Task statement: Repeat the listing in full, word for word.

== Task input ==

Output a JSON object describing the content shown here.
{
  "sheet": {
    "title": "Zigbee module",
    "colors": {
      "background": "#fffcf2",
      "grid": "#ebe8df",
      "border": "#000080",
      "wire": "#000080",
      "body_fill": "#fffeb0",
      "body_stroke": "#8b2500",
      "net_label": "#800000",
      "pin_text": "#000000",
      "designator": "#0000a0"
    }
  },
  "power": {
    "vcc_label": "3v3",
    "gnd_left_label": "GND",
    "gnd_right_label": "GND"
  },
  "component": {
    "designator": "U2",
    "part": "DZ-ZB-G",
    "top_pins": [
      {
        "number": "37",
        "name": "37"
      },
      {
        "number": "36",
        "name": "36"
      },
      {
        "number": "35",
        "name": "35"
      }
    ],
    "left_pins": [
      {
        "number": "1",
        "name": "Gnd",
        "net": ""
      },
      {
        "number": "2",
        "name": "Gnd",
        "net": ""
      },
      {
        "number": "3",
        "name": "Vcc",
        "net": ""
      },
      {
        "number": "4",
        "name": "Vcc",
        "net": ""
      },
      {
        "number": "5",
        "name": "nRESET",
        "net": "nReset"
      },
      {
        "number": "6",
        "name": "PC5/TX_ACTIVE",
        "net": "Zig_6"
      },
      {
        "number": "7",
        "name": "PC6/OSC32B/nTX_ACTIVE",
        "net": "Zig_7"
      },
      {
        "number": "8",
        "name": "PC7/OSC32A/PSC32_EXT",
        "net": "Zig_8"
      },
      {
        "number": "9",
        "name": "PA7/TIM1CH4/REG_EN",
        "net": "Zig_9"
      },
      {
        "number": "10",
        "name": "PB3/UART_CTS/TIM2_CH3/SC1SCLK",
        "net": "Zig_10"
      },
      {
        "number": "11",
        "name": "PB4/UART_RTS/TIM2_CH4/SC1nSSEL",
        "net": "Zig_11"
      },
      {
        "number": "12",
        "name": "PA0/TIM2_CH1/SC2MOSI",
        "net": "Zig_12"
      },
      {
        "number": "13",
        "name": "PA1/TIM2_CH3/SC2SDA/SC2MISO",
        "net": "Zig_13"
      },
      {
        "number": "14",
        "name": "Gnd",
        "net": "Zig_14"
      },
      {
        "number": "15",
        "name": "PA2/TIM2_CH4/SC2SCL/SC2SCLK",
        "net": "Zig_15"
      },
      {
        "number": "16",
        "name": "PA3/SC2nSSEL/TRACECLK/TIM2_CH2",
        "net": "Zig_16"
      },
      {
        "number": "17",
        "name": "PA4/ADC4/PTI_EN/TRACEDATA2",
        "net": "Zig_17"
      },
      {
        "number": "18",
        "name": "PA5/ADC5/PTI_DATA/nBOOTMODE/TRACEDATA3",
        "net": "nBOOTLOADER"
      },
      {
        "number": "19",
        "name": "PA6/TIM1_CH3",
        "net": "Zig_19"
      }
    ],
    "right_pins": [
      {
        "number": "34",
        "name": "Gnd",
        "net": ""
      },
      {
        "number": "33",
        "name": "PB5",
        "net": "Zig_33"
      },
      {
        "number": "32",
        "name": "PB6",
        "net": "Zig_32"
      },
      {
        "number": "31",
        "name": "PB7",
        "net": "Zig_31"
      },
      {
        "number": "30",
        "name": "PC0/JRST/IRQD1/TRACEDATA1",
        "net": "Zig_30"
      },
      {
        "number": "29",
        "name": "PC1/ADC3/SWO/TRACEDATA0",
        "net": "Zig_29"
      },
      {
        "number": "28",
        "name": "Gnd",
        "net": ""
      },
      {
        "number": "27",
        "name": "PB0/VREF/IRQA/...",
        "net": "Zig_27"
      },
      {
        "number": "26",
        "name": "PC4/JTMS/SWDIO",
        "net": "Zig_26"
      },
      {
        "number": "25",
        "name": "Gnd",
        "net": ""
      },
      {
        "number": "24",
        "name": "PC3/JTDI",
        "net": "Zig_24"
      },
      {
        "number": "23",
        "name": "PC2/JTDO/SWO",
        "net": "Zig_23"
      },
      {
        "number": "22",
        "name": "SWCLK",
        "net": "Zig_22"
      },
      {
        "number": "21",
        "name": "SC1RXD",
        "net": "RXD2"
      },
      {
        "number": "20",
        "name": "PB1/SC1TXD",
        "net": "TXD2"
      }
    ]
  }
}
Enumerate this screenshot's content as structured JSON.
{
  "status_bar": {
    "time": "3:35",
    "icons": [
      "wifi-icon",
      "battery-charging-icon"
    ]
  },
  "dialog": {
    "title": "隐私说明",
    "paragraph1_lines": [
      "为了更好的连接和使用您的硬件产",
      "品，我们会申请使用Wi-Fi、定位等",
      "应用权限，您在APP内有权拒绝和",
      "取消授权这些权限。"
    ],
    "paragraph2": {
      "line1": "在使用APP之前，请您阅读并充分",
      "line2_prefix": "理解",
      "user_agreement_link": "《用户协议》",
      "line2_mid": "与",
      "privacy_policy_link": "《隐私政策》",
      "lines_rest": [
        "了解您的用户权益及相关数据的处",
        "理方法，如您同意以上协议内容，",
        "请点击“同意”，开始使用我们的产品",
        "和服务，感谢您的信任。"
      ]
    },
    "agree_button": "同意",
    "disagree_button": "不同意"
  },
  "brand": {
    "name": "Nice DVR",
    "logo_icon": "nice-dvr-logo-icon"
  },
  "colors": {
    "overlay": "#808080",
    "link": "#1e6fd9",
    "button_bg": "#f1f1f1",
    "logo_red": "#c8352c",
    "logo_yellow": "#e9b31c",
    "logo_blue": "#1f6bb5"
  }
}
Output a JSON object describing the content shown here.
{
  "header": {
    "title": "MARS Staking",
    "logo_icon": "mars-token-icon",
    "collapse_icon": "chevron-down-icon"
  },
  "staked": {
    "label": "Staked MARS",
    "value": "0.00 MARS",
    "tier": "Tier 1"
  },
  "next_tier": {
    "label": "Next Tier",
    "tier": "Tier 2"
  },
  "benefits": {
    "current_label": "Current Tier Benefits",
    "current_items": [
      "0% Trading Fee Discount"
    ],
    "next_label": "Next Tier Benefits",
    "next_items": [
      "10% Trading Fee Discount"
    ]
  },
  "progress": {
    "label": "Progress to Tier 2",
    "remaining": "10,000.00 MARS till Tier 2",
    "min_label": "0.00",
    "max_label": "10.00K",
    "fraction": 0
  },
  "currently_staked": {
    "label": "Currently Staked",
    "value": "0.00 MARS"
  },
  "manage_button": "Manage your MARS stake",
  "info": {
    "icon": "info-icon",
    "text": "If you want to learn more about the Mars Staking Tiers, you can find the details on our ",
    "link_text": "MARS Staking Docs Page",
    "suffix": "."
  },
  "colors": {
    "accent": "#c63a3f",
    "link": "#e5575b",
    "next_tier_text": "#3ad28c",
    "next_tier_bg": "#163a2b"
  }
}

===

Exercise result:
Output a JSON object describing the content shown here.
{
  "sheet": {
    "title": "Zigbee module",
    "colors": {
      "background": "#fffcf2",
      "grid": "#ebe8df",
      "border": "#000080",
      "wire": "#000080",
      "body_fill": "#fffeb0",
      "body_stroke": "#8b2500",
      "net_label": "#800000",
      "pin_text": "#000000",
      "designator": "#0000a0"
    }
  },
  "power": {
    "vcc_label": "3v3",
    "gnd_left_label": "GND",
    "gnd_right_label": "GND"
  },
  "component": {
    "designator": "U2",
    "part": "DZ-ZB-G",
    "top_pins": [
      {
        "number": "37",
        "name": "37"
      },
      {
        "number": "36",
        "name": "36"
      },
      {
        "number": "35",
        "name": "35"
      }
    ],
    "left_pins": [
      {
        "number": "1",
        "name": "Gnd",
        "net": ""
      },
      {
        "number": "2",
        "name": "Gnd",
        "net": ""
      },
      {
        "number": "3",
        "name": "Vcc",
        "net": ""
      },
      {
        "number": "4",
        "name": "Vcc",
        "net": ""
      },
      {
        "number": "5",
        "name": "nRESET",
        "net": "nReset"
      },
      {
        "number": "6",
        "name": "PC5/TX_ACTIVE",
        "net": "Zig_6"
      },
      {
        "number": "7",
        "name": "PC6/OSC32B/nTX_ACTIVE",
        "net": "Zig_7"
      },
      {
        "number": "8",
        "name": "PC7/OSC32A/PSC32_EXT",
        "net": "Zig_8"
      },
      {
        "number": "9",
        "name": "PA7/TIM1CH4/REG_EN",
        "net": "Zig_9"
      },
      {
        "number": "10",
        "name": "PB3/UART_CTS/TIM2_CH3/SC1SCLK",
        "net": "Zig_10"
      },
      {
        "number": "11",
        "name": "PB4/UART_RTS/TIM2_CH4/SC1nSSEL",
        "net": "Zig_11"
      },
      {
        "number": "12",
        "name": "PA0/TIM2_CH1/SC2MOSI",
        "net": "Zig_12"
      },
      {
        "number": "13",
        "name": "PA1/TIM2_CH3/SC2SDA/SC2MISO",
        "net": "Zig_13"
      },
      {
        "number": "14",
        "name": "Gnd",
        "net": "Zig_14"
      },
      {
        "number": "15",
        "name": "PA2/TIM2_CH4/SC2SCL/SC2SCLK",
        "net": "Zig_15"
      },
      {
        "number": "16",
        "name": "PA3/SC2nSSEL/TRACECLK/TIM2_CH2",
        "net": "Zig_16"
      },
      {
        "number": "17",
        "name": "PA4/ADC4/PTI_EN/TRACEDATA2",
        "net": "Zig_17"
      },
      {
        "number": "18",
        "name": "PA5/ADC5/PTI_DATA/nBOOTMODE/TRACEDATA3",
        "net": "nBOOTLOADER"
      },
      {
        "number": "19",
        "name": "PA6/TIM1_CH3",
        "net": "Zig_19"
      }
    ],
    "right_pins": [
      {
        "number": "34",
        "name": "Gnd",
        "net": ""
      },
      {
        "number": "33",
        "name": "PB5",
        "net": "Zig_33"
      },
      {
        "number": "32",
        "name": "PB6",
        "net": "Zig_32"
      },
      {
        "number": "31",
        "name": "PB7",
        "net": "Zig_31"
      },
      {
        "number": "30",
        "name": "PC0/JRST/IRQD1/TRACEDATA1",
        "net": "Zig_30"
      },
      {
        "number": "29",
        "name": "PC1/ADC3/SWO/TRACEDATA0",
        "net": "Zig_29"
      },
      {
        "number": "28",
        "name": "Gnd",
        "net": ""
      },
      {
        "number": "27",
        "name": "PB0/VREF/IRQA/...",
        "net": "Zig_27"
      },
      {
        "number": "26",
        "name": "PC4/JTMS/SWDIO",
        "net": "Zig_26"
      },
      {
        "number": "25",
        "name": "Gnd",
        "net": ""
      },
      {
        "number": "24",
        "name": "PC3/JTDI",
        "net": "Zig_24"
      },
      {
        "number": "23",
        "name": "PC2/JTDO/SWO",
        "net": "Zig_23"
      },
      {
        "number": "22",
        "name": "SWCLK",
        "net": "Zig_22"
      },
      {
        "number": "21",
        "name": "SC1RXD",
        "net": "RXD2"
      },
      {
        "number": "20",
        "name": "PB1/SC1TXD",
        "net": "TXD2"
      }
    ]
  }
}
Enumerate this screenshot's content as structured JSON.
{
  "status_bar": {
    "time": "3:35",
    "icons": [
      "wifi-icon",
      "battery-charging-icon"
    ]
  },
  "dialog": {
    "title": "隐私说明",
    "paragraph1_lines": [
      "为了更好的连接和使用您的硬件产",
      "品，我们会申请使用Wi-Fi、定位等",
      "应用权限，您在APP内有权拒绝和",
      "取消授权这些权限。"
    ],
    "paragraph2": {
      "line1": "在使用APP之前，请您阅读并充分",
      "line2_prefix": "理解",
      "user_agreement_link": "《用户协议》",
      "line2_mid": "与",
      "privacy_policy_link": "《隐私政策》",
      "lines_rest": [
        "了解您的用户权益及相关数据的处",
        "理方法，如您同意以上协议内容，",
        "请点击“同意”，开始使用我们的产品",
        "和服务，感谢您的信任。"
      ]
    },
    "agree_button": "同意",
    "disagree_button": "不同意"
  },
  "brand": {
    "name": "Nice DVR",
    "logo_icon": "nice-dvr-logo-icon"
  },
  "colors": {
    "overlay": "#808080",
    "link": "#1e6fd9",
    "button_bg": "#f1f1f1",
    "logo_red": "#c8352c",
    "logo_yellow": "#e9b31c",
    "logo_blue": "#1f6bb5"
  }
}
Output a JSON object describing the content shown here.
{
  "header": {
    "title": "MARS Staking",
    "logo_icon": "mars-token-icon",
    "collapse_icon": "chevron-down-icon"
  },
  "staked": {
    "label": "Staked MARS",
    "value": "0.00 MARS",
    "tier": "Tier 1"
  },
  "next_tier": {
    "label": "Next Tier",
    "tier": "Tier 2"
  },
  "benefits": {
    "current_label": "Current Tier Benefits",
    "current_items": [
      "0% Trading Fee Discount"
    ],
    "next_label": "Next Tier Benefits",
    "next_items": [
      "10% Trading Fee Discount"
    ]
  },
  "progress": {
    "label": "Progress to Tier 2",
    "remaining": "10,000.00 MARS till Tier 2",
    "min_label": "0.00",
    "max_label": "10.00K",
    "fraction": 0
  },
  "currently_staked": {
    "label": "Currently Staked",
    "value": "0.00 MARS"
  },
  "manage_button": "Manage your MARS stake",
  "info": {
    "icon": "info-icon",
    "text": "If you want to learn more about the Mars Staking Tiers, you can find the details on our ",
    "link_text": "MARS Staking Docs Page",
    "suffix": "."
  },
  "colors": {
    "accent": "#c63a3f",
    "link": "#e5575b",
    "next_tier_text": "#3ad28c",
    "next_tier_bg": "#163a2b"
  }
}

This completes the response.